(Problem to work on): The entries need to be copied exactly.

(Stored data)

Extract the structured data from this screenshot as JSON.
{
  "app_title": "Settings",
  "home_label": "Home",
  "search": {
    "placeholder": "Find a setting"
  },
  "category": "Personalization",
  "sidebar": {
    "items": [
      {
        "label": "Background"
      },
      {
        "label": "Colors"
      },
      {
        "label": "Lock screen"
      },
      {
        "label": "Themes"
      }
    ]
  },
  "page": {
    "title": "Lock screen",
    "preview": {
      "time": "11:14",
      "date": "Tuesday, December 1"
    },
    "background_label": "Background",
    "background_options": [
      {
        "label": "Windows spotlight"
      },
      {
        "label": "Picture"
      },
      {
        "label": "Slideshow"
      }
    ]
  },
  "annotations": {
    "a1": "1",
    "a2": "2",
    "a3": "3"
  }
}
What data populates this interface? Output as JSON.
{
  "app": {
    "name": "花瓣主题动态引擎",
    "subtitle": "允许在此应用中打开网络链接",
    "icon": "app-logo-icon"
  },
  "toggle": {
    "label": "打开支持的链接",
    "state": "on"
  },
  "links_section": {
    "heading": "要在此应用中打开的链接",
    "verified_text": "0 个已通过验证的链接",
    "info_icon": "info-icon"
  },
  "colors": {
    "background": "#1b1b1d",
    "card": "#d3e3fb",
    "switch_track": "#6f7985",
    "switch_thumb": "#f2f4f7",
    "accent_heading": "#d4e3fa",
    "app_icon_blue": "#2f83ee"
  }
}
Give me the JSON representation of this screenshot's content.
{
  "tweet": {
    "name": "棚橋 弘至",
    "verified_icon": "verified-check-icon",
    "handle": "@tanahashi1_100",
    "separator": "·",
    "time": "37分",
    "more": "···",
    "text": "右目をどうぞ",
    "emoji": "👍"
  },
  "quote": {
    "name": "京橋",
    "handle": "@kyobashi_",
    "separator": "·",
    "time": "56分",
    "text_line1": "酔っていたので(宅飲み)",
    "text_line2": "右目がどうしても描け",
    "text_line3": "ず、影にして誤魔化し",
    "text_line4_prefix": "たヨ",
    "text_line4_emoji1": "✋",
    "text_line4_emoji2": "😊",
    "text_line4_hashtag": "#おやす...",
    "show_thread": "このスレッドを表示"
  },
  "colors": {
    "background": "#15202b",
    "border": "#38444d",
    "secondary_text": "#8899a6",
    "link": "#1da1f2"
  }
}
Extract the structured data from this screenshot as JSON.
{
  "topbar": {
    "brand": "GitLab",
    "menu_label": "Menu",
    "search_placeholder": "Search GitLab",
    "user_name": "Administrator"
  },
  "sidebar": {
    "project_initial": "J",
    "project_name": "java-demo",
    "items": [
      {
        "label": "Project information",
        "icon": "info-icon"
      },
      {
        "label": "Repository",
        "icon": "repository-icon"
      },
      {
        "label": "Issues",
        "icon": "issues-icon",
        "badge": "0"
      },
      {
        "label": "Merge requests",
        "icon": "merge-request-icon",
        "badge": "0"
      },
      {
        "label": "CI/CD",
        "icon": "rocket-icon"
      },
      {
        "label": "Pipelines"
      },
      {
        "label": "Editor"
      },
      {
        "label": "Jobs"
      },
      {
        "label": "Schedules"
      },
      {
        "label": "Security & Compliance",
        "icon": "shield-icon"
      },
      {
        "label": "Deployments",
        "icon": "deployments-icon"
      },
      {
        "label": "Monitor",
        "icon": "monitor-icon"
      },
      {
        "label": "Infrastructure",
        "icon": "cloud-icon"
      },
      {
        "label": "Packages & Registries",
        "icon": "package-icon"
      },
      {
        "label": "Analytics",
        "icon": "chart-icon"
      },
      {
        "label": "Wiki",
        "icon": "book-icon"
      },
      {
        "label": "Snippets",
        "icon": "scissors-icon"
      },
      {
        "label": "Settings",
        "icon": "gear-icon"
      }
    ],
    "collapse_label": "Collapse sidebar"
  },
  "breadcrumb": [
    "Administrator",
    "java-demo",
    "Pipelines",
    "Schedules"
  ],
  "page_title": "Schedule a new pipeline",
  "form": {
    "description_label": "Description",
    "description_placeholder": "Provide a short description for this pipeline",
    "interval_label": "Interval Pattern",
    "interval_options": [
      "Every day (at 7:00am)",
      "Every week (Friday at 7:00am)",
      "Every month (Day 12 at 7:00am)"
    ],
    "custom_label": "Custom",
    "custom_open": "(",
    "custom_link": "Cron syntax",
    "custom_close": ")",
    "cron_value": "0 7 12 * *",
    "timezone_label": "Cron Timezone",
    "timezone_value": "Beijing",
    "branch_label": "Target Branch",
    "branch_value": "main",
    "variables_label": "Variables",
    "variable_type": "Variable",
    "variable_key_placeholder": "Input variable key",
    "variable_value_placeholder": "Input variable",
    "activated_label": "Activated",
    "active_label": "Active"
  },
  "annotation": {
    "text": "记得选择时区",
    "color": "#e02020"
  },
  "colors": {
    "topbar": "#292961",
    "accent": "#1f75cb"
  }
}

(Finished answer):
Extract the structured data from this screenshot as JSON.
{
  "app_title": "Settings",
  "home_label": "Home",
  "search": {
    "placeholder": "Find a setting"
  },
  "category": "Personalization",
  "sidebar": {
    "items": [
      {
        "label": "Background"
      },
      {
        "label": "Colors"
      },
      {
        "label": "Lock screen"
      },
      {
        "label": "Themes"
      }
    ]
  },
  "page": {
    "title": "Lock screen",
    "preview": {
      "time": "11:14",
      "date": "Tuesday, December 1"
    },
    "background_label": "Background",
    "background_options": [
      {
        "label": "Windows spotlight"
      },
      {
        "label": "Picture"
      },
      {
        "label": "Slideshow"
      }
    ]
  },
  "annotations": {
    "a1": "1",
    "a2": "2",
    "a3": "3"
  }
}
What data populates this interface? Output as JSON.
{
  "app": {
    "name": "花瓣主题动态引擎",
    "subtitle": "允许在此应用中打开网络链接",
    "icon": "app-logo-icon"
  },
  "toggle": {
    "label": "打开支持的链接",
    "state": "on"
  },
  "links_section": {
    "heading": "要在此应用中打开的链接",
    "verified_text": "0 个已通过验证的链接",
    "info_icon": "info-icon"
  },
  "colors": {
    "background": "#1b1b1d",
    "card": "#d3e3fb",
    "switch_track": "#6f7985",
    "switch_thumb": "#f2f4f7",
    "accent_heading": "#d4e3fa",
    "app_icon_blue": "#2f83ee"
  }
}
Give me the JSON representation of this screenshot's content.
{
  "tweet": {
    "name": "棚橋 弘至",
    "verified_icon": "verified-check-icon",
    "handle": "@tanahashi1_100",
    "separator": "·",
    "time": "37分",
    "more": "···",
    "text": "右目をどうぞ",
    "emoji": "👍"
  },
  "quote": {
    "name": "京橋",
    "handle": "@kyobashi_",
    "separator": "·",
    "time": "56分",
    "text_line1": "酔っていたので(宅飲み)",
    "text_line2": "右目がどうしても描け",
    "text_line3": "ず、影にして誤魔化し",
    "text_line4_prefix": "たヨ",
    "text_line4_emoji1": "✋",
    "text_line4_emoji2": "😊",
    "text_line4_hashtag": "#おやす...",
    "show_thread": "このスレッドを表示"
  },
  "colors": {
    "background": "#15202b",
    "border": "#38444d",
    "secondary_text": "#8899a6",
    "link": "#1da1f2"
  }
}
Extract the structured data from this screenshot as JSON.
{
  "topbar": {
    "brand": "GitLab",
    "menu_label": "Menu",
    "search_placeholder": "Search GitLab",
    "user_name": "Administrator"
  },
  "sidebar": {
    "project_initial": "J",
    "project_name": "java-demo",
    "items": [
      {
        "label": "Project information",
        "icon": "info-icon"
      },
      {
        "label": "Repository",
        "icon": "repository-icon"
      },
      {
        "label": "Issues",
        "icon": "issues-icon",
        "badge": "0"
      },
      {
        "label": "Merge requests",
        "icon": "merge-request-icon",
        "badge": "0"
      },
      {
        "label": "CI/CD",
        "icon": "rocket-icon"
      },
      {
        "label": "Pipelines"
      },
      {
        "label": "Editor"
      },
      {
        "label": "Jobs"
      },
      {
        "label": "Schedules"
      },
      {
        "label": "Security & Compliance",
        "icon": "shield-icon"
      },
      {
        "label": "Deployments",
        "icon": "deployments-icon"
      },
      {
        "label": "Monitor",
        "icon": "monitor-icon"
      },
      {
        "label": "Infrastructure",
        "icon": "cloud-icon"
      },
      {
        "label": "Packages & Registries",
        "icon": "package-icon"
      },
      {
        "label": "Analytics",
        "icon": "chart-icon"
      },
      {
        "label": "Wiki",
        "icon": "book-icon"
      },
      {
        "label": "Snippets",
        "icon": "scissors-icon"
      },
      {
        "label": "Settings",
        "icon": "gear-icon"
      }
    ],
    "collapse_label": "Collapse sidebar"
  },
  "breadcrumb": [
    "Administrator",
    "java-demo",
    "Pipelines",
    "Schedules"
  ],
  "page_title": "Schedule a new pipeline",
  "form": {
    "description_label": "Description",
    "description_placeholder": "Provide a short description for this pipeline",
    "interval_label": "Interval Pattern",
    "interval_options": [
      "Every day (at 7:00am)",
      "Every week (Friday at 7:00am)",
      "Every month (Day 12 at 7:00am)"
    ],
    "custom_label": "Custom",
    "custom_open": "(",
    "custom_link": "Cron syntax",
    "custom_close": ")",
    "cron_value": "0 7 12 * *",
    "timezone_label": "Cron Timezone",
    "timezone_value": "Beijing",
    "branch_label": "Target Branch",
    "branch_value": "main",
    "variables_label": "Variables",
    "variable_type": "Variable",
    "variable_key_placeholder": "Input variable key",
    "variable_value_placeholder": "Input variable",
    "activated_label": "Activated",
    "active_label": "Active"
  },
  "annotation": {
    "text": "记得选择时区",
    "color": "#e02020"
  },
  "colors": {
    "topbar": "#292961",
    "accent": "#1f75cb"
  }
}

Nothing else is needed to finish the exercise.